[Dataset rows about figures]

▼▼▼

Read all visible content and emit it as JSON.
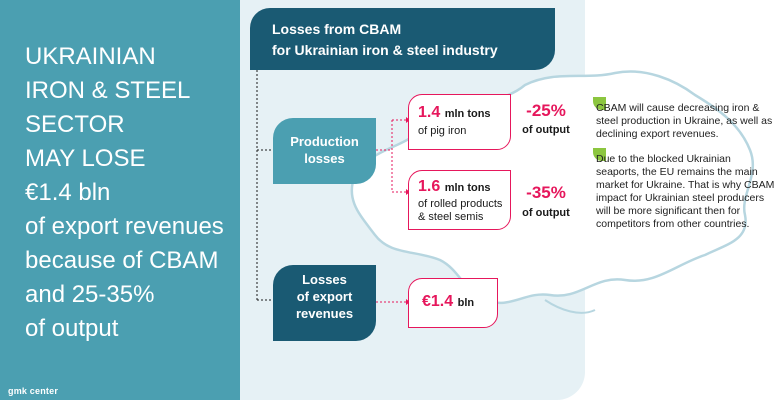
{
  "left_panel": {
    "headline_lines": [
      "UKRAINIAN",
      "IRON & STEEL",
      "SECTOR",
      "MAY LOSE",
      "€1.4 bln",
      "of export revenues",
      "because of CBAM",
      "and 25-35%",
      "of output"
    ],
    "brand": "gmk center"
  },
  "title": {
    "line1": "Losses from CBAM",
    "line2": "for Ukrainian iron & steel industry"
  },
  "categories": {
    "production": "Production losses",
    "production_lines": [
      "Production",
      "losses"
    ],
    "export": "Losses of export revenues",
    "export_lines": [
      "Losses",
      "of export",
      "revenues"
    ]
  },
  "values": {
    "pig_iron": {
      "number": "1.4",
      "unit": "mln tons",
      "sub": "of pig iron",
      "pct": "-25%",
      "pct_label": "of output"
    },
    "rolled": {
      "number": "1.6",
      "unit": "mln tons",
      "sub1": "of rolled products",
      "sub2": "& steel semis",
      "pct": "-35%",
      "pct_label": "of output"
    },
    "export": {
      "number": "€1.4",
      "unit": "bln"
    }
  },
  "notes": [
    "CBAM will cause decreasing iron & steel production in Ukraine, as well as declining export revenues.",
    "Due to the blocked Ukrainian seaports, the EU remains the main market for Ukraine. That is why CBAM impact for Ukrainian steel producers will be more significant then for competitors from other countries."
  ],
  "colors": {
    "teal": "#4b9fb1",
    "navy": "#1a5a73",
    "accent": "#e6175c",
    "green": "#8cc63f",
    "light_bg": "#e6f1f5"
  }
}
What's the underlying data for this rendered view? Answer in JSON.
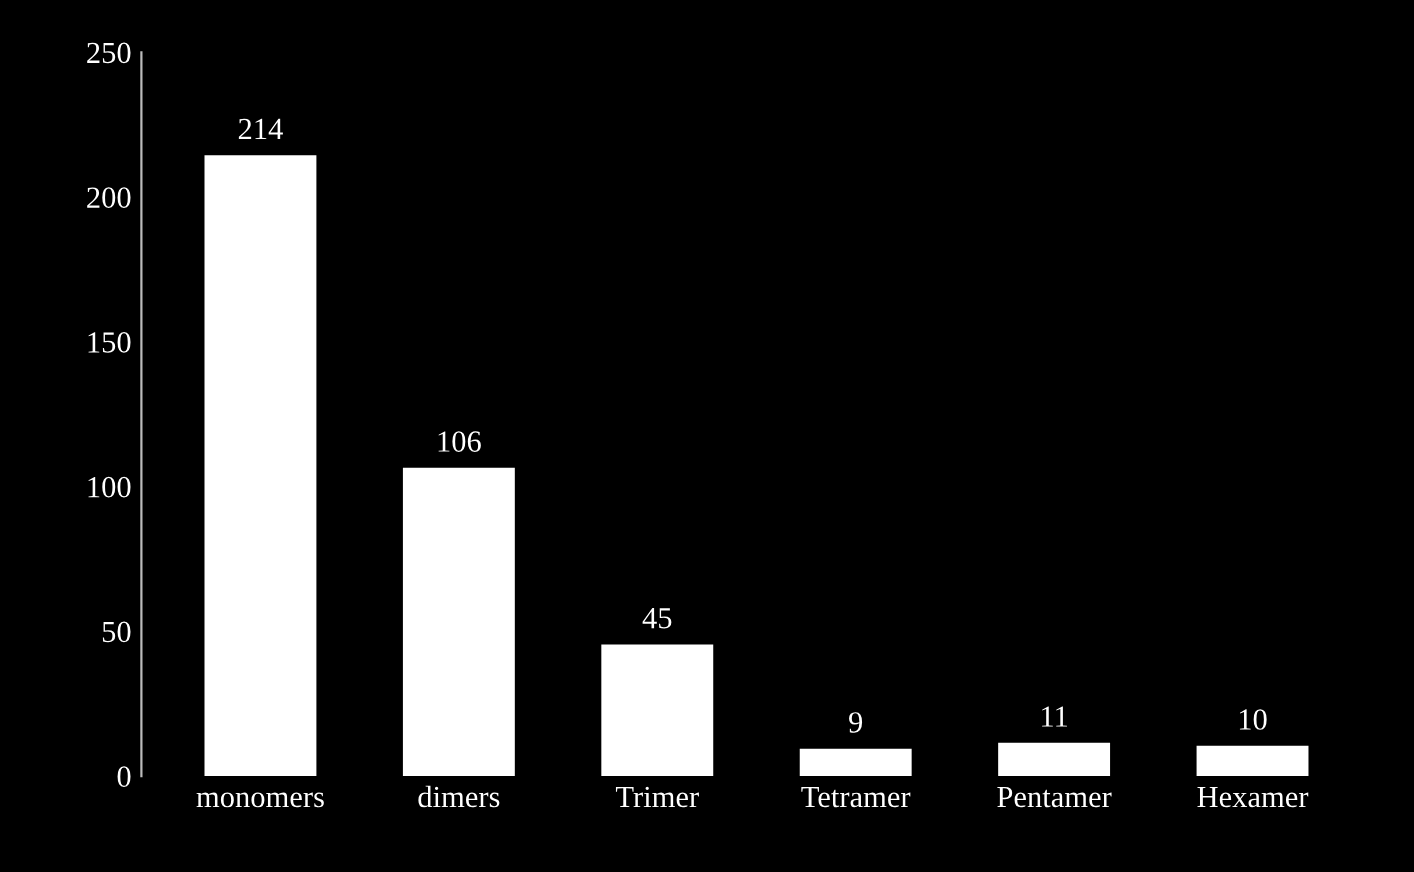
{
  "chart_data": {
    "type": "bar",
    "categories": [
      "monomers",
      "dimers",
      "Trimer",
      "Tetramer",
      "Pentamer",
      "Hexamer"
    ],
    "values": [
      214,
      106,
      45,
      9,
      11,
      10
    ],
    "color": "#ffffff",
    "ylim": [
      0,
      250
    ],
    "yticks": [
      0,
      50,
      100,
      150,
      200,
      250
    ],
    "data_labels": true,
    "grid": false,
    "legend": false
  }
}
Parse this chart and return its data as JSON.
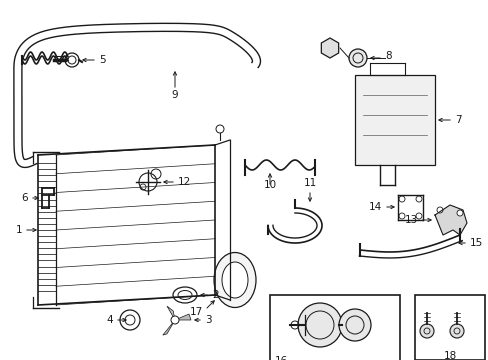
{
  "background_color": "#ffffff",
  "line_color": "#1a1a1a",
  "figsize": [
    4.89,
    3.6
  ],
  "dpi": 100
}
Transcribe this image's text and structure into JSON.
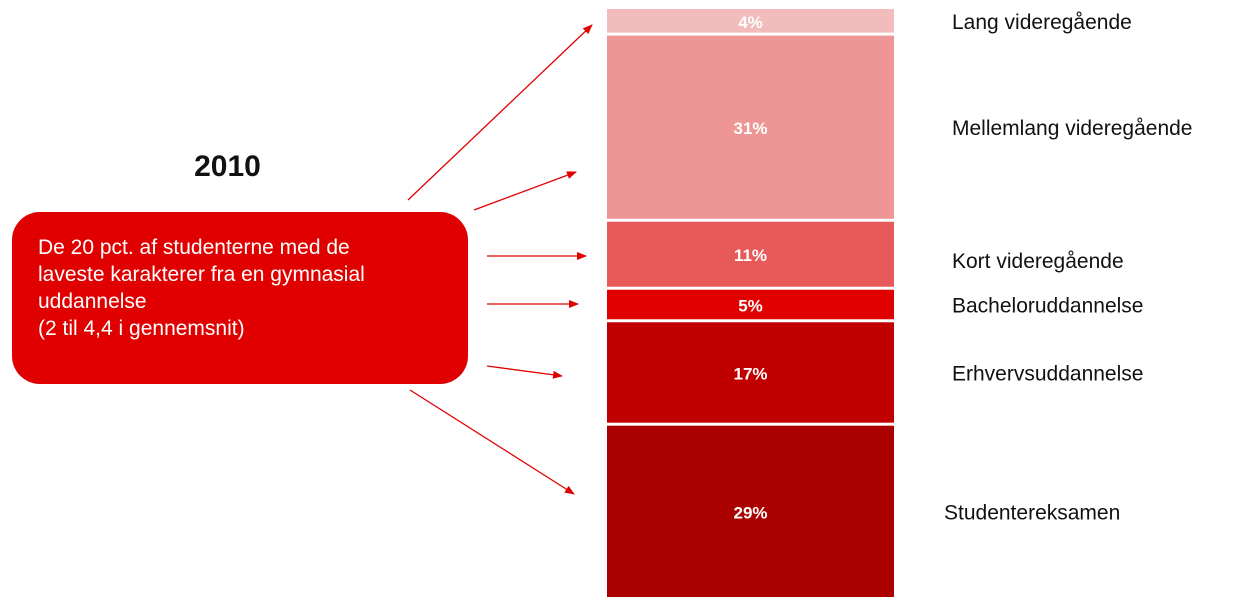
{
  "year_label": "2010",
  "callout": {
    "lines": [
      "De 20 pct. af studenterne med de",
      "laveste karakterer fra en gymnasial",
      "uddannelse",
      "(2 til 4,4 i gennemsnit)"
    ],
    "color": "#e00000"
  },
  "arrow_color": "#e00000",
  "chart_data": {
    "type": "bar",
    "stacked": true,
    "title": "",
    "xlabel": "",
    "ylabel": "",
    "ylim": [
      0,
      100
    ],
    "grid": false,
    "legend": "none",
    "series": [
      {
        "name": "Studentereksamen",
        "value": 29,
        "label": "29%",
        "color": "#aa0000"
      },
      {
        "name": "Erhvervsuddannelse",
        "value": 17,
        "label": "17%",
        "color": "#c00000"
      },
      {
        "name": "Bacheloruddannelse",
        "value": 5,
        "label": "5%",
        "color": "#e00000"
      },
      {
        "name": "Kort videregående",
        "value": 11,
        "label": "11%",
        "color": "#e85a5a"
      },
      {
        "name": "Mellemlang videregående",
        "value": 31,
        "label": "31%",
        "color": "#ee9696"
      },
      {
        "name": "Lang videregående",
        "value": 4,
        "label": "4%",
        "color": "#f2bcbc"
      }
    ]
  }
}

▲▲▲

▶ **Work to complete**
Find each line in the records holding the string "name" and show it.

▶ **Response to this exercise**
        "name": "Studentereksamen",
        "name": "Erhvervsuddannelse",
        "name": "Bacheloruddannelse",
        "name": "Kort videregående",
        "name": "Mellemlang videregående",
        "name": "Lang videregående",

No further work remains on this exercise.